Set task:
Reproduce the material verbatim, from its first line through the line that contains "measured-point [1594, 232, 1601, 239]", including both.

****************

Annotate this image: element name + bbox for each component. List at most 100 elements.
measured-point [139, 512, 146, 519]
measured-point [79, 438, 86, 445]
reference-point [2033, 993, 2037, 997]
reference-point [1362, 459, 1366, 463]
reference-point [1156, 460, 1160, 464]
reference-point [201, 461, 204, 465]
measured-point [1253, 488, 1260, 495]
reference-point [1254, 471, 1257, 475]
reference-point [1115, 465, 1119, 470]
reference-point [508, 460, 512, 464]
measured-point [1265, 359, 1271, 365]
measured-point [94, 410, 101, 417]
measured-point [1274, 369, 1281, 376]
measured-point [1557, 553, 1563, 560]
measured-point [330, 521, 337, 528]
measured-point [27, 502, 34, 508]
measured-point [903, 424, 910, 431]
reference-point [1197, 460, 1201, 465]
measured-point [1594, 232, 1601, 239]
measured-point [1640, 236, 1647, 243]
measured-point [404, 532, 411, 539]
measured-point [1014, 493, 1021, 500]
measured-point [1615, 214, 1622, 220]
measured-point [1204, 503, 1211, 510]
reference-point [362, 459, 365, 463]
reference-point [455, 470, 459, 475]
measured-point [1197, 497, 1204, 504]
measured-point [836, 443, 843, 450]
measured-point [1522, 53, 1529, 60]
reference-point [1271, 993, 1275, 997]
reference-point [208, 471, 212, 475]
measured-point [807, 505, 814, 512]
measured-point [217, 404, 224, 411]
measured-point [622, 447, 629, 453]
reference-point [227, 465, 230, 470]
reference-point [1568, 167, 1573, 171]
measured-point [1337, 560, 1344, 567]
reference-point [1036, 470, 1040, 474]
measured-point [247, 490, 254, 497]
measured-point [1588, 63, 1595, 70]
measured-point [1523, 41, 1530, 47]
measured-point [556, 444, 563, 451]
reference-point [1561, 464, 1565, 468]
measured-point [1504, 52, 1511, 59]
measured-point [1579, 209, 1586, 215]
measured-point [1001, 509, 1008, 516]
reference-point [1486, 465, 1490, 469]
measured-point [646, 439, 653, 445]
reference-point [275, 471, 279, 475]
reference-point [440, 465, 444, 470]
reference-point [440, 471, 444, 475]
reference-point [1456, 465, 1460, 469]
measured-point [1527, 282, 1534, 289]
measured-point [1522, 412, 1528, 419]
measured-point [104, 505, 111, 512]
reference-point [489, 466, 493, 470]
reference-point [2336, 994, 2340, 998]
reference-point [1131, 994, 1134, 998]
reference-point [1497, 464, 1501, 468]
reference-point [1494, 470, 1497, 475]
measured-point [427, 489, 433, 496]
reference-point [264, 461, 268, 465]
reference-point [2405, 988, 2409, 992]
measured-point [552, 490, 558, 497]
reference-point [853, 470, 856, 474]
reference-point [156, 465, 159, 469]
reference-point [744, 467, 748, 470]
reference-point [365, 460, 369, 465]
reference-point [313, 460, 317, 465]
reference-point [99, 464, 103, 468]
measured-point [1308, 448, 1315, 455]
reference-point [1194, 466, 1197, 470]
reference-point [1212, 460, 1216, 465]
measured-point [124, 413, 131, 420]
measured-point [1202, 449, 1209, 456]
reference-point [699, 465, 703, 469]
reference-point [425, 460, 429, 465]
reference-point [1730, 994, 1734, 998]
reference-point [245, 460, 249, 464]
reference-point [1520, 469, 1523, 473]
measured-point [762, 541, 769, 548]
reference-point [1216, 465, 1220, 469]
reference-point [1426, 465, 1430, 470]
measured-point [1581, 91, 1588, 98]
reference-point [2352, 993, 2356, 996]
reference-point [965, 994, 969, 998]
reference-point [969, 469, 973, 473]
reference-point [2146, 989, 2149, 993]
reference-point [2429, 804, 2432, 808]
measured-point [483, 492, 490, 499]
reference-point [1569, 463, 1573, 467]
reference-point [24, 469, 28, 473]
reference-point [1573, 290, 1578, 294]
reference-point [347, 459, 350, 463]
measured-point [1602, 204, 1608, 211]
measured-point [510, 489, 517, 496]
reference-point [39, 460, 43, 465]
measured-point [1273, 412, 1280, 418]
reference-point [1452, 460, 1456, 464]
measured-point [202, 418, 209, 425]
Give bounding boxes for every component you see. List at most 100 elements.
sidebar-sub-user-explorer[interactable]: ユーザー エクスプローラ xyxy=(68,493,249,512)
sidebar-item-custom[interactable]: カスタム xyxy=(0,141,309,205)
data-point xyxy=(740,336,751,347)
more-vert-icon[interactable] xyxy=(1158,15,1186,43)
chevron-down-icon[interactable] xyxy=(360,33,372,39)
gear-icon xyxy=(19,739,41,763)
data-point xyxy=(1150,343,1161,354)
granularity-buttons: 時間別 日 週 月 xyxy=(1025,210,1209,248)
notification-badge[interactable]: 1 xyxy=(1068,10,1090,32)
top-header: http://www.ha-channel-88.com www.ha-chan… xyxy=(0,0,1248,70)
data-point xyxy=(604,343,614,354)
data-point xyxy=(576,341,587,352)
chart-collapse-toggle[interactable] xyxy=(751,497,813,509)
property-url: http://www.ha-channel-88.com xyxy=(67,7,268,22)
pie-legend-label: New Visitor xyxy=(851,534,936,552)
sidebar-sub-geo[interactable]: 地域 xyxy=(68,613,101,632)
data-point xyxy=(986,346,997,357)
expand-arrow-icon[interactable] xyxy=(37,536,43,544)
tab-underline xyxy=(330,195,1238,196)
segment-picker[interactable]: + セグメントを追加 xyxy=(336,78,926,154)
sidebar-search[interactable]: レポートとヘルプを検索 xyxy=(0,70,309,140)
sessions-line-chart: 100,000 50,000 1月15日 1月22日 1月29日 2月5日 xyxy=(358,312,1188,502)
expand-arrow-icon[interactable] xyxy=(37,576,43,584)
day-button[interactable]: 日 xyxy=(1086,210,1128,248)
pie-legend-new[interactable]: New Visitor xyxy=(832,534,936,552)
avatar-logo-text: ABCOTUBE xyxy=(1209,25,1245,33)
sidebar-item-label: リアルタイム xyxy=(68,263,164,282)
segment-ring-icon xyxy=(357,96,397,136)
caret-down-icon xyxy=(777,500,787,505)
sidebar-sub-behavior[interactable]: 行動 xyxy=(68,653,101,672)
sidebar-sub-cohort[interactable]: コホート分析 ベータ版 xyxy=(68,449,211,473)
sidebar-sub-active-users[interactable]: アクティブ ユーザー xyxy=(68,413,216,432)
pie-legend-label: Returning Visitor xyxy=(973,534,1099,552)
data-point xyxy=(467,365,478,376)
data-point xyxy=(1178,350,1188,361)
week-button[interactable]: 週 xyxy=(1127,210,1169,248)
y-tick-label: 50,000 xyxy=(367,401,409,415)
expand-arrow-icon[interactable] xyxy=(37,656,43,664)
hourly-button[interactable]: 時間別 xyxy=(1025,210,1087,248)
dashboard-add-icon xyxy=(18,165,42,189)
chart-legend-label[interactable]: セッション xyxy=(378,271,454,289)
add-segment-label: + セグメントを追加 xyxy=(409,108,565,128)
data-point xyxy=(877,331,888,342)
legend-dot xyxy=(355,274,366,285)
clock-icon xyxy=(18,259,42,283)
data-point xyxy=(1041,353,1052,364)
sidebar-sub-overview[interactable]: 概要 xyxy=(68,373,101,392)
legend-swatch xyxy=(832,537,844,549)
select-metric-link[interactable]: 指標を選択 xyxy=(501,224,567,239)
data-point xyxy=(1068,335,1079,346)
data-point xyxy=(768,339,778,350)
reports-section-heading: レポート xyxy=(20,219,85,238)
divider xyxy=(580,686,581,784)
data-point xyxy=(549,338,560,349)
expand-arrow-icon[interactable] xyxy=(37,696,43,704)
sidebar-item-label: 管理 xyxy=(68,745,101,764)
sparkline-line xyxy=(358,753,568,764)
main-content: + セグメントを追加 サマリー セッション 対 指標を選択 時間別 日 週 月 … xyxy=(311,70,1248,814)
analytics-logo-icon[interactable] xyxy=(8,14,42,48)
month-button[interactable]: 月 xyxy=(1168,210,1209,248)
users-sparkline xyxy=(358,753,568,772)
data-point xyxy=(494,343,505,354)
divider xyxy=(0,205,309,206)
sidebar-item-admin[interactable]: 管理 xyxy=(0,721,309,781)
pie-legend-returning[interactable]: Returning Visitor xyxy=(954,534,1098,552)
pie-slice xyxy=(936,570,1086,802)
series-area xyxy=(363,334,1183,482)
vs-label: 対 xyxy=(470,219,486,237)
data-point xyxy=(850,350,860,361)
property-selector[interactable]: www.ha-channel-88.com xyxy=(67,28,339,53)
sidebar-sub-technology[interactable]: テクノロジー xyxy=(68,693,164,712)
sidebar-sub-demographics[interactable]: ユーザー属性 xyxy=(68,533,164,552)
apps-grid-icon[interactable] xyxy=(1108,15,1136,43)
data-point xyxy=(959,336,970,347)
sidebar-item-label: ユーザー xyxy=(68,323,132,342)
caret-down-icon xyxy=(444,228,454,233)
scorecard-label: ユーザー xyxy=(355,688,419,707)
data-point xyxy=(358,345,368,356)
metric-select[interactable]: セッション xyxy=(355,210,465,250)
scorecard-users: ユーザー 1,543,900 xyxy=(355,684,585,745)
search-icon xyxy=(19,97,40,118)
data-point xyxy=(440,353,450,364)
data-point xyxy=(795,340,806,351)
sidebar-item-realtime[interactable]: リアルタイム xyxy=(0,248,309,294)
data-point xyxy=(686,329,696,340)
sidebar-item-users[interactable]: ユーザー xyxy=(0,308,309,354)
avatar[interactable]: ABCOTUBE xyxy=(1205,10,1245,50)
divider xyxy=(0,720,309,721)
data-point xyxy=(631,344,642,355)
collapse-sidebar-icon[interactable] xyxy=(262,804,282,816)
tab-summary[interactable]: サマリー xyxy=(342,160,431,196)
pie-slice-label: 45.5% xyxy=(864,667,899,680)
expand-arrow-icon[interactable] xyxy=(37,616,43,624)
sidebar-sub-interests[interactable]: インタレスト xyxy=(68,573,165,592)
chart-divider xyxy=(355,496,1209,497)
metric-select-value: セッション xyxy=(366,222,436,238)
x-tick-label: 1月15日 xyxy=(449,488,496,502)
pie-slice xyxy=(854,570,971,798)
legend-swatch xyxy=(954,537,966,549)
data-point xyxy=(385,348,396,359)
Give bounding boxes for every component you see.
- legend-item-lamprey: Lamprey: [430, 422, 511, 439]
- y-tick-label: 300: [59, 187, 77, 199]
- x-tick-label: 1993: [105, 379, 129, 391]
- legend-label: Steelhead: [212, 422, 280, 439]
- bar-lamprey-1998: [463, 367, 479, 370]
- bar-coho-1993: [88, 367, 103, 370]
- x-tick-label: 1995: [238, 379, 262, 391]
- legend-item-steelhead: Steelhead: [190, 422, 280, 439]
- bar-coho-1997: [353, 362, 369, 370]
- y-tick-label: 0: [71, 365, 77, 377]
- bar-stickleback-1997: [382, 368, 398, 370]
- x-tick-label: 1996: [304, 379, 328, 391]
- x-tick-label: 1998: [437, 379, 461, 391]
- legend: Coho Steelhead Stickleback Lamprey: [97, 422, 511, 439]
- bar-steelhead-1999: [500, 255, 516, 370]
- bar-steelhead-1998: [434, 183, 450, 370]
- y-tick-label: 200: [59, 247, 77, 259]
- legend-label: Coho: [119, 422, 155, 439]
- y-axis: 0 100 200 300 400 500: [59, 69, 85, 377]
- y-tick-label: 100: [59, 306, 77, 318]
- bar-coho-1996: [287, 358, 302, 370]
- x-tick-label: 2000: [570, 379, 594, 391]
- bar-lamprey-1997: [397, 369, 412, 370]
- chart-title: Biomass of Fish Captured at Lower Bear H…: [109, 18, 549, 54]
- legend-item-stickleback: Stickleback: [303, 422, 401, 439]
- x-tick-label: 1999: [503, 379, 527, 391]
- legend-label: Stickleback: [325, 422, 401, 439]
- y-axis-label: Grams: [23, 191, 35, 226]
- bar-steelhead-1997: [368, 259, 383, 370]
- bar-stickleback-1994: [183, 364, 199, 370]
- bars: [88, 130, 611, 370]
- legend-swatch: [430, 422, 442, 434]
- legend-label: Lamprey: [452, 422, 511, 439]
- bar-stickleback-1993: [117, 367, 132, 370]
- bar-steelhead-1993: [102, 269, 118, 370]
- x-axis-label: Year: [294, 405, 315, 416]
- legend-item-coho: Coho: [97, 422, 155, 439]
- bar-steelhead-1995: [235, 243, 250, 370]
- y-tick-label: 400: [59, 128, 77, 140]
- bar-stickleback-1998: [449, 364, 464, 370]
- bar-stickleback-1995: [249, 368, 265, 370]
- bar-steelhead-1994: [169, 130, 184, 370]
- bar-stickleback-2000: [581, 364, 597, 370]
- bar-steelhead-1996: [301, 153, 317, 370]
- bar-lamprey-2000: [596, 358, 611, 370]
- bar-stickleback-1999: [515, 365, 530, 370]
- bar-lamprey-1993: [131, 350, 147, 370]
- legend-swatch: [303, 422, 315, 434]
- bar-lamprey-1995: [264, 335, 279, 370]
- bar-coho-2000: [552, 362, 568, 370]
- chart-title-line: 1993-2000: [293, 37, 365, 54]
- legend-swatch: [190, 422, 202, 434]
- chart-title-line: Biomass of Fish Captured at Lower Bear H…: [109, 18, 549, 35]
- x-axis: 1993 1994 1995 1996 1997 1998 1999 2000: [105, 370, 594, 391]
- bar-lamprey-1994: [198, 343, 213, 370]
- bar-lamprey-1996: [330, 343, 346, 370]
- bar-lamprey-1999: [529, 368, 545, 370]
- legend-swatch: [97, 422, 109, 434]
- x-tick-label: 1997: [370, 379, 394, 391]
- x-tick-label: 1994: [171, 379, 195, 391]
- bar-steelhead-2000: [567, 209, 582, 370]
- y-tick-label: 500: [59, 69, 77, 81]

****************

Solution for this problem:
Annotate this image: element name + bbox for each component. List at most 100 elements.
measured-point [139, 512, 146, 519]
measured-point [79, 438, 86, 445]
reference-point [2033, 993, 2037, 997]
reference-point [1362, 459, 1366, 463]
reference-point [1156, 460, 1160, 464]
reference-point [201, 461, 204, 465]
measured-point [1253, 488, 1260, 495]
reference-point [1254, 471, 1257, 475]
reference-point [1115, 465, 1119, 470]
reference-point [508, 460, 512, 464]
measured-point [1265, 359, 1271, 365]
measured-point [94, 410, 101, 417]
measured-point [1274, 369, 1281, 376]
measured-point [1557, 553, 1563, 560]
measured-point [330, 521, 337, 528]
measured-point [27, 502, 34, 508]
measured-point [903, 424, 910, 431]
reference-point [1197, 460, 1201, 465]
measured-point [1594, 232, 1601, 239]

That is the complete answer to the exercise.